» **AIM OF THE EXERCISE**
Copy each line of the listing below exactly.

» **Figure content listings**
——————————

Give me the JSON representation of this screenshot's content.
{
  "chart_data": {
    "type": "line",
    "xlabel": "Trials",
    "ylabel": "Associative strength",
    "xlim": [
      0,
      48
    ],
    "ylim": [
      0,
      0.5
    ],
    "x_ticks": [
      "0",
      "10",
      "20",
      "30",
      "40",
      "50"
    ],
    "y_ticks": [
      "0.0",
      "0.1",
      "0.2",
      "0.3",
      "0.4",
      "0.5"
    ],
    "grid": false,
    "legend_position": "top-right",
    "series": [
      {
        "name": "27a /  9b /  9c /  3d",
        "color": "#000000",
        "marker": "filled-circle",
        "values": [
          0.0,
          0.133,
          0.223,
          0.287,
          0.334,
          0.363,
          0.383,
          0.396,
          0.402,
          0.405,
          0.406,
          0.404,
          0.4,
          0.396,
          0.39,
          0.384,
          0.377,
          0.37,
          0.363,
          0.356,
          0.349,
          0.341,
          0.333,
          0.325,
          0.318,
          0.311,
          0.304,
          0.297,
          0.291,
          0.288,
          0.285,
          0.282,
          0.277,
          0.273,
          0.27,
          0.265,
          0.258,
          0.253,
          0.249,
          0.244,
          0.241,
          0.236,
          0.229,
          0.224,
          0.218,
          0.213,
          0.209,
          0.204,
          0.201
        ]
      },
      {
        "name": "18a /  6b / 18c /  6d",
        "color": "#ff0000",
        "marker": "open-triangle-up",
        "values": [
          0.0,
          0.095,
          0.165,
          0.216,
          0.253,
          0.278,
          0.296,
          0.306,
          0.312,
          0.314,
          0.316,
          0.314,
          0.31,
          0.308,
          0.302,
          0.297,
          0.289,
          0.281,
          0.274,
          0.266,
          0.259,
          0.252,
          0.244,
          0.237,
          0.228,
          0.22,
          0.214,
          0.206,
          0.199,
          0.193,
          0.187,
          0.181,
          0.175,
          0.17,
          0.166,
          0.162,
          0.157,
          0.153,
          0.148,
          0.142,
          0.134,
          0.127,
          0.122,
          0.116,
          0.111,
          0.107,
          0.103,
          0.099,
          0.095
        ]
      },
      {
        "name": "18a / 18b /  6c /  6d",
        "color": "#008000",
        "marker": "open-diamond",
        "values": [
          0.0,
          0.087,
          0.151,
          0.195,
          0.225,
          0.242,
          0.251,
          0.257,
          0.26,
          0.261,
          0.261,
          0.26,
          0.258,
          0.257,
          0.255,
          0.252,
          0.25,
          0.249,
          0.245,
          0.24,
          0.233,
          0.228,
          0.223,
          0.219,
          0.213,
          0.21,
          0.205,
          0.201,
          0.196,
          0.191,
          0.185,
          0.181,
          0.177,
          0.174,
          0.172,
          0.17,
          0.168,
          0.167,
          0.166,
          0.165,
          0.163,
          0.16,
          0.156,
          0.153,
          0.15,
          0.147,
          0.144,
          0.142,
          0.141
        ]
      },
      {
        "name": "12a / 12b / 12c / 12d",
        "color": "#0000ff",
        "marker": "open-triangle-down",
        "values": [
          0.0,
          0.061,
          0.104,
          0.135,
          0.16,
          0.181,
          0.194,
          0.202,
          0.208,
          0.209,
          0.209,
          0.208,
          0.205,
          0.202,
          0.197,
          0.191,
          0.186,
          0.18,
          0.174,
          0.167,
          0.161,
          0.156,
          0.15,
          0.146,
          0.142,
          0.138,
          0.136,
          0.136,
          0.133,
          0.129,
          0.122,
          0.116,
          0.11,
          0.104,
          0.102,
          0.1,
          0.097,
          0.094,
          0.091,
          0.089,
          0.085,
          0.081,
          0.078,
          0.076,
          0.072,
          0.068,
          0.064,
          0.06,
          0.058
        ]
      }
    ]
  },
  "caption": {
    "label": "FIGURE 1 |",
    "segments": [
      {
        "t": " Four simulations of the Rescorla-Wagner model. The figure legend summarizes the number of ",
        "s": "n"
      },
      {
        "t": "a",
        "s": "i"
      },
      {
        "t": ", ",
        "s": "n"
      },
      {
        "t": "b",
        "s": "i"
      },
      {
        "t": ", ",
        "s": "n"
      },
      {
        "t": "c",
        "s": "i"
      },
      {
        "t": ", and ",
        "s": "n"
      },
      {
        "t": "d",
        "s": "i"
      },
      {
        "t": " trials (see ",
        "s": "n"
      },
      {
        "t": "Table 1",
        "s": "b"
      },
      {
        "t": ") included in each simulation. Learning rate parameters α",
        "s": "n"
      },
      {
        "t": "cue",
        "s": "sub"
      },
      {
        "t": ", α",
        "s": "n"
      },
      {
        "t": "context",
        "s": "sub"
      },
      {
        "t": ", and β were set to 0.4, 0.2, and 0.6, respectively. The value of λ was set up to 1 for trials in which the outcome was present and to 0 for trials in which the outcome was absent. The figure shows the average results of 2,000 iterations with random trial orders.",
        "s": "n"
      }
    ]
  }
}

——————————

» **SOLUTION TO THE EXERCISE**
Give me the JSON representation of this screenshot's content.
{
  "chart_data": {
    "type": "line",
    "xlabel": "Trials",
    "ylabel": "Associative strength",
    "xlim": [
      0,
      48
    ],
    "ylim": [
      0,
      0.5
    ],
    "x_ticks": [
      "0",
      "10",
      "20",
      "30",
      "40",
      "50"
    ],
    "y_ticks": [
      "0.0",
      "0.1",
      "0.2",
      "0.3",
      "0.4",
      "0.5"
    ],
    "grid": false,
    "legend_position": "top-right",
    "series": [
      {
        "name": "27a /  9b /  9c /  3d",
        "color": "#000000",
        "marker": "filled-circle",
        "values": [
          0.0,
          0.133,
          0.223,
          0.287,
          0.334,
          0.363,
          0.383,
          0.396,
          0.402,
          0.405,
          0.406,
          0.404,
          0.4,
          0.396,
          0.39,
          0.384,
          0.377,
          0.37,
          0.363,
          0.356,
          0.349,
          0.341,
          0.333,
          0.325,
          0.318,
          0.311,
          0.304,
          0.297,
          0.291,
          0.288,
          0.285,
          0.282,
          0.277,
          0.273,
          0.27,
          0.265,
          0.258,
          0.253,
          0.249,
          0.244,
          0.241,
          0.236,
          0.229,
          0.224,
          0.218,
          0.213,
          0.209,
          0.204,
          0.201
        ]
      },
      {
        "name": "18a /  6b / 18c /  6d",
        "color": "#ff0000",
        "marker": "open-triangle-up",
        "values": [
          0.0,
          0.095,
          0.165,
          0.216,
          0.253,
          0.278,
          0.296,
          0.306,
          0.312,
          0.314,
          0.316,
          0.314,
          0.31,
          0.308,
          0.302,
          0.297,
          0.289,
          0.281,
          0.274,
          0.266,
          0.259,
          0.252,
          0.244,
          0.237,
          0.228,
          0.22,
          0.214,
          0.206,
          0.199,
          0.193,
          0.187,
          0.181,
          0.175,
          0.17,
          0.166,
          0.162,
          0.157,
          0.153,
          0.148,
          0.142,
          0.134,
          0.127,
          0.122,
          0.116,
          0.111,
          0.107,
          0.103,
          0.099,
          0.095
        ]
      },
      {
        "name": "18a / 18b /  6c /  6d",
        "color": "#008000",
        "marker": "open-diamond",
        "values": [
          0.0,
          0.087,
          0.151,
          0.195,
          0.225,
          0.242,
          0.251,
          0.257,
          0.26,
          0.261,
          0.261,
          0.26,
          0.258,
          0.257,
          0.255,
          0.252,
          0.25,
          0.249,
          0.245,
          0.24,
          0.233,
          0.228,
          0.223,
          0.219,
          0.213,
          0.21,
          0.205,
          0.201,
          0.196,
          0.191,
          0.185,
          0.181,
          0.177,
          0.174,
          0.172,
          0.17,
          0.168,
          0.167,
          0.166,
          0.165,
          0.163,
          0.16,
          0.156,
          0.153,
          0.15,
          0.147,
          0.144,
          0.142,
          0.141
        ]
      },
      {
        "name": "12a / 12b / 12c / 12d",
        "color": "#0000ff",
        "marker": "open-triangle-down",
        "values": [
          0.0,
          0.061,
          0.104,
          0.135,
          0.16,
          0.181,
          0.194,
          0.202,
          0.208,
          0.209,
          0.209,
          0.208,
          0.205,
          0.202,
          0.197,
          0.191,
          0.186,
          0.18,
          0.174,
          0.167,
          0.161,
          0.156,
          0.15,
          0.146,
          0.142,
          0.138,
          0.136,
          0.136,
          0.133,
          0.129,
          0.122,
          0.116,
          0.11,
          0.104,
          0.102,
          0.1,
          0.097,
          0.094,
          0.091,
          0.089,
          0.085,
          0.081,
          0.078,
          0.076,
          0.072,
          0.068,
          0.064,
          0.06,
          0.058
        ]
      }
    ]
  },
  "caption": {
    "label": "FIGURE 1 |",
    "segments": [
      {
        "t": " Four simulations of the Rescorla-Wagner model. The figure legend summarizes the number of ",
        "s": "n"
      },
      {
        "t": "a",
        "s": "i"
      },
      {
        "t": ", ",
        "s": "n"
      },
      {
        "t": "b",
        "s": "i"
      },
      {
        "t": ", ",
        "s": "n"
      },
      {
        "t": "c",
        "s": "i"
      },
      {
        "t": ", and ",
        "s": "n"
      },
      {
        "t": "d",
        "s": "i"
      },
      {
        "t": " trials (see ",
        "s": "n"
      },
      {
        "t": "Table 1",
        "s": "b"
      },
      {
        "t": ") included in each simulation. Learning rate parameters α",
        "s": "n"
      },
      {
        "t": "cue",
        "s": "sub"
      },
      {
        "t": ", α",
        "s": "n"
      },
      {
        "t": "context",
        "s": "sub"
      },
      {
        "t": ", and β were set to 0.4, 0.2, and 0.6, respectively. The value of λ was set up to 1 for trials in which the outcome was present and to 0 for trials in which the outcome was absent. The figure shows the average results of 2,000 iterations with random trial orders.",
        "s": "n"
      }
    ]
  }
}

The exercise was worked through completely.